* Start Supplied records *

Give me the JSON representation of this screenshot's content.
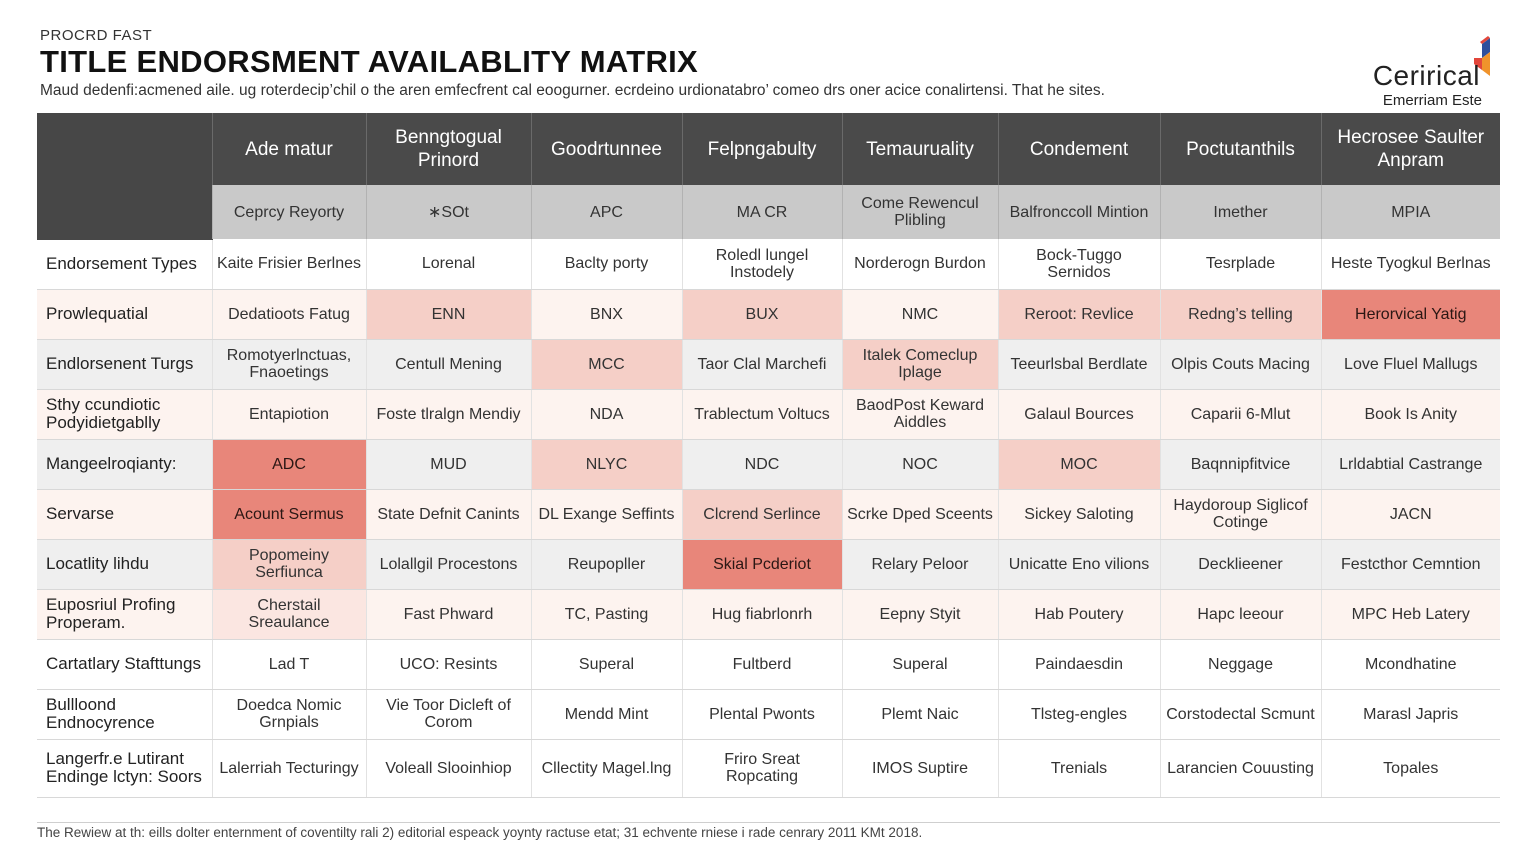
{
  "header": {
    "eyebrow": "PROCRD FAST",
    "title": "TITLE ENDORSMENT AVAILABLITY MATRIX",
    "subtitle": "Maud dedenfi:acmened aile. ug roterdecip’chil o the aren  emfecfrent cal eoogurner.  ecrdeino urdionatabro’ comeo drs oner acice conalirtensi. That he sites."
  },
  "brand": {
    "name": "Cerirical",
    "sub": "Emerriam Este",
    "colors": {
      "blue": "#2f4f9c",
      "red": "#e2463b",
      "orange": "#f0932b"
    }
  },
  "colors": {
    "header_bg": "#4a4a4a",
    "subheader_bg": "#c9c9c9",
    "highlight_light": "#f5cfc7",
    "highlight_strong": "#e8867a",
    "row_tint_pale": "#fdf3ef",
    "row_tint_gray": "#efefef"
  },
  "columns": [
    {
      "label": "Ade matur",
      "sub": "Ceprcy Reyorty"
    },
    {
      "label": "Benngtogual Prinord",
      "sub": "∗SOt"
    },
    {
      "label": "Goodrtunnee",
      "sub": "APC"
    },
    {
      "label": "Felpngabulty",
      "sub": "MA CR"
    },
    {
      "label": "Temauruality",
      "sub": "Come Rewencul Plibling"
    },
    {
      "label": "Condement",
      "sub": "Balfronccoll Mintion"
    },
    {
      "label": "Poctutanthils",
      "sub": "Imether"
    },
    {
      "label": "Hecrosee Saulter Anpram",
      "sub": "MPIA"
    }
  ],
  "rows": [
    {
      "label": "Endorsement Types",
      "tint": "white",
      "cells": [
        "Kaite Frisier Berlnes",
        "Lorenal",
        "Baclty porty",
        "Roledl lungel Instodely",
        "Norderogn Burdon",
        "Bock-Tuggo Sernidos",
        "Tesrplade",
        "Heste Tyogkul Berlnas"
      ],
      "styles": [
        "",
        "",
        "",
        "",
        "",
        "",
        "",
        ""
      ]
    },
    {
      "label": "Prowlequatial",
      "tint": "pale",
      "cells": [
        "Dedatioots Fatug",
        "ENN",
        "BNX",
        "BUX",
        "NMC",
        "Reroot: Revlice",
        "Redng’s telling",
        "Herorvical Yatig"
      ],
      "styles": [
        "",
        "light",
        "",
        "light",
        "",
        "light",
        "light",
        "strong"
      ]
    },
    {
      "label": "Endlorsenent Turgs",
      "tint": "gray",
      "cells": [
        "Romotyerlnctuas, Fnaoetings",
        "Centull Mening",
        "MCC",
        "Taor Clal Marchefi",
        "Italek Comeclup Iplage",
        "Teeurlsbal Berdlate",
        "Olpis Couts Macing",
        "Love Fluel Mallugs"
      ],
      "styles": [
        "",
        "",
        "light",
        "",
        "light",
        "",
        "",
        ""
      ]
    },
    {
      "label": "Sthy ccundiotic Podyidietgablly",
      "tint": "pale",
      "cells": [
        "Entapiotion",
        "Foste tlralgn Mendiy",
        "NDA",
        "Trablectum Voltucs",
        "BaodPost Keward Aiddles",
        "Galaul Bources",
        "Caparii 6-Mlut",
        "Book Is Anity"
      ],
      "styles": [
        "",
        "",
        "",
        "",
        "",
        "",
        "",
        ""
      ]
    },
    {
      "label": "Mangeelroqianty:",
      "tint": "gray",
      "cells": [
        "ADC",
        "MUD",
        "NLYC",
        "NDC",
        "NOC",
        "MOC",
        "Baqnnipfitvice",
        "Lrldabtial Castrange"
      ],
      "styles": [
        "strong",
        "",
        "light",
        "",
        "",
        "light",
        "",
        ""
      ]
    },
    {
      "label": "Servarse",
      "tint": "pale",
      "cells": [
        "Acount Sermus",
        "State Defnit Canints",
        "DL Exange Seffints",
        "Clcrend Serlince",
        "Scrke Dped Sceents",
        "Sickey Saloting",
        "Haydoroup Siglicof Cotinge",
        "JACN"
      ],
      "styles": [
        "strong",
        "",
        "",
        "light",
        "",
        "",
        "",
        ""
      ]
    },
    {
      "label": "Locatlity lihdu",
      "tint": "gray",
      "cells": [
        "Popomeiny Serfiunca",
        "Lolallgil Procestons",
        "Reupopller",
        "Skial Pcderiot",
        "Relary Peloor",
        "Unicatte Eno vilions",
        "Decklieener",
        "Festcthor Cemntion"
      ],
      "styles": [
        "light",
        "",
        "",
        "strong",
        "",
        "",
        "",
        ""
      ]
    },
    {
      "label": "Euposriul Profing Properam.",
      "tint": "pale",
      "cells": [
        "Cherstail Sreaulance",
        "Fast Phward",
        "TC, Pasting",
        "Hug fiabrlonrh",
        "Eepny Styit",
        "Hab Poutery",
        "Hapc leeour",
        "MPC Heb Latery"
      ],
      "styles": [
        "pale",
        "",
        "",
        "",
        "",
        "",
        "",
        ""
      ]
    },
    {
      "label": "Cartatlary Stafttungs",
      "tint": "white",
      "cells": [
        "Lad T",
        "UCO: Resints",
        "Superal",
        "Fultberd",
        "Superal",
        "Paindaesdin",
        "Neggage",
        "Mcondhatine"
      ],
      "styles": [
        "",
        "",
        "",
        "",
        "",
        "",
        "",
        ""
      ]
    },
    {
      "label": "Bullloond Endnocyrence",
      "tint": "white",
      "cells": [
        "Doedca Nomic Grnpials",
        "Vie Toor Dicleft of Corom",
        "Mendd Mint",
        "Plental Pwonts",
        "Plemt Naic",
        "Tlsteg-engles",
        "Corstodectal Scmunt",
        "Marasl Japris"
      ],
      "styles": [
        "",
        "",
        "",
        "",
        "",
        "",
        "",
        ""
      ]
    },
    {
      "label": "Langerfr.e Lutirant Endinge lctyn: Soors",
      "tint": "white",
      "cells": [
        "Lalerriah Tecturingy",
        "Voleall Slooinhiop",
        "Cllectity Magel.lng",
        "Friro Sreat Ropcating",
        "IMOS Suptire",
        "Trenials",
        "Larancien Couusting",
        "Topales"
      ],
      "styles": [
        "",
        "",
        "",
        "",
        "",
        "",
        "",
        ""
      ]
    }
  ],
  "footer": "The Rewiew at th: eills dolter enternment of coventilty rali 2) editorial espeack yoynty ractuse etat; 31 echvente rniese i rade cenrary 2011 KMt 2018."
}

* End Supplied records *

### What is needed
Repeat each entry exactly as it appears; skip any picture.

### Result for this task
Give me the JSON representation of this screenshot's content.
{
  "header": {
    "eyebrow": "PROCRD FAST",
    "title": "TITLE ENDORSMENT AVAILABLITY MATRIX",
    "subtitle": "Maud dedenfi:acmened aile. ug roterdecip’chil o the aren  emfecfrent cal eoogurner.  ecrdeino urdionatabro’ comeo drs oner acice conalirtensi. That he sites."
  },
  "brand": {
    "name": "Cerirical",
    "sub": "Emerriam Este",
    "colors": {
      "blue": "#2f4f9c",
      "red": "#e2463b",
      "orange": "#f0932b"
    }
  },
  "colors": {
    "header_bg": "#4a4a4a",
    "subheader_bg": "#c9c9c9",
    "highlight_light": "#f5cfc7",
    "highlight_strong": "#e8867a",
    "row_tint_pale": "#fdf3ef",
    "row_tint_gray": "#efefef"
  },
  "columns": [
    {
      "label": "Ade matur",
      "sub": "Ceprcy Reyorty"
    },
    {
      "label": "Benngtogual Prinord",
      "sub": "∗SOt"
    },
    {
      "label": "Goodrtunnee",
      "sub": "APC"
    },
    {
      "label": "Felpngabulty",
      "sub": "MA CR"
    },
    {
      "label": "Temauruality",
      "sub": "Come Rewencul Plibling"
    },
    {
      "label": "Condement",
      "sub": "Balfronccoll Mintion"
    },
    {
      "label": "Poctutanthils",
      "sub": "Imether"
    },
    {
      "label": "Hecrosee Saulter Anpram",
      "sub": "MPIA"
    }
  ],
  "rows": [
    {
      "label": "Endorsement Types",
      "tint": "white",
      "cells": [
        "Kaite Frisier Berlnes",
        "Lorenal",
        "Baclty porty",
        "Roledl lungel Instodely",
        "Norderogn Burdon",
        "Bock-Tuggo Sernidos",
        "Tesrplade",
        "Heste Tyogkul Berlnas"
      ],
      "styles": [
        "",
        "",
        "",
        "",
        "",
        "",
        "",
        ""
      ]
    },
    {
      "label": "Prowlequatial",
      "tint": "pale",
      "cells": [
        "Dedatioots Fatug",
        "ENN",
        "BNX",
        "BUX",
        "NMC",
        "Reroot: Revlice",
        "Redng’s telling",
        "Herorvical Yatig"
      ],
      "styles": [
        "",
        "light",
        "",
        "light",
        "",
        "light",
        "light",
        "strong"
      ]
    },
    {
      "label": "Endlorsenent Turgs",
      "tint": "gray",
      "cells": [
        "Romotyerlnctuas, Fnaoetings",
        "Centull Mening",
        "MCC",
        "Taor Clal Marchefi",
        "Italek Comeclup Iplage",
        "Teeurlsbal Berdlate",
        "Olpis Couts Macing",
        "Love Fluel Mallugs"
      ],
      "styles": [
        "",
        "",
        "light",
        "",
        "light",
        "",
        "",
        ""
      ]
    },
    {
      "label": "Sthy ccundiotic Podyidietgablly",
      "tint": "pale",
      "cells": [
        "Entapiotion",
        "Foste tlralgn Mendiy",
        "NDA",
        "Trablectum Voltucs",
        "BaodPost Keward Aiddles",
        "Galaul Bources",
        "Caparii 6-Mlut",
        "Book Is Anity"
      ],
      "styles": [
        "",
        "",
        "",
        "",
        "",
        "",
        "",
        ""
      ]
    },
    {
      "label": "Mangeelroqianty:",
      "tint": "gray",
      "cells": [
        "ADC",
        "MUD",
        "NLYC",
        "NDC",
        "NOC",
        "MOC",
        "Baqnnipfitvice",
        "Lrldabtial Castrange"
      ],
      "styles": [
        "strong",
        "",
        "light",
        "",
        "",
        "light",
        "",
        ""
      ]
    },
    {
      "label": "Servarse",
      "tint": "pale",
      "cells": [
        "Acount Sermus",
        "State Defnit Canints",
        "DL Exange Seffints",
        "Clcrend Serlince",
        "Scrke Dped Sceents",
        "Sickey Saloting",
        "Haydoroup Siglicof Cotinge",
        "JACN"
      ],
      "styles": [
        "strong",
        "",
        "",
        "light",
        "",
        "",
        "",
        ""
      ]
    },
    {
      "label": "Locatlity lihdu",
      "tint": "gray",
      "cells": [
        "Popomeiny Serfiunca",
        "Lolallgil Procestons",
        "Reupopller",
        "Skial Pcderiot",
        "Relary Peloor",
        "Unicatte Eno vilions",
        "Decklieener",
        "Festcthor Cemntion"
      ],
      "styles": [
        "light",
        "",
        "",
        "strong",
        "",
        "",
        "",
        ""
      ]
    },
    {
      "label": "Euposriul Profing Properam.",
      "tint": "pale",
      "cells": [
        "Cherstail Sreaulance",
        "Fast Phward",
        "TC, Pasting",
        "Hug fiabrlonrh",
        "Eepny Styit",
        "Hab Poutery",
        "Hapc leeour",
        "MPC Heb Latery"
      ],
      "styles": [
        "pale",
        "",
        "",
        "",
        "",
        "",
        "",
        ""
      ]
    },
    {
      "label": "Cartatlary Stafttungs",
      "tint": "white",
      "cells": [
        "Lad T",
        "UCO: Resints",
        "Superal",
        "Fultberd",
        "Superal",
        "Paindaesdin",
        "Neggage",
        "Mcondhatine"
      ],
      "styles": [
        "",
        "",
        "",
        "",
        "",
        "",
        "",
        ""
      ]
    },
    {
      "label": "Bullloond Endnocyrence",
      "tint": "white",
      "cells": [
        "Doedca Nomic Grnpials",
        "Vie Toor Dicleft of Corom",
        "Mendd Mint",
        "Plental Pwonts",
        "Plemt Naic",
        "Tlsteg-engles",
        "Corstodectal Scmunt",
        "Marasl Japris"
      ],
      "styles": [
        "",
        "",
        "",
        "",
        "",
        "",
        "",
        ""
      ]
    },
    {
      "label": "Langerfr.e Lutirant Endinge lctyn: Soors",
      "tint": "white",
      "cells": [
        "Lalerriah Tecturingy",
        "Voleall Slooinhiop",
        "Cllectity Magel.lng",
        "Friro Sreat Ropcating",
        "IMOS Suptire",
        "Trenials",
        "Larancien Couusting",
        "Topales"
      ],
      "styles": [
        "",
        "",
        "",
        "",
        "",
        "",
        "",
        ""
      ]
    }
  ],
  "footer": "The Rewiew at th: eills dolter enternment of coventilty rali 2) editorial espeack yoynty ractuse etat; 31 echvente rniese i rade cenrary 2011 KMt 2018."
}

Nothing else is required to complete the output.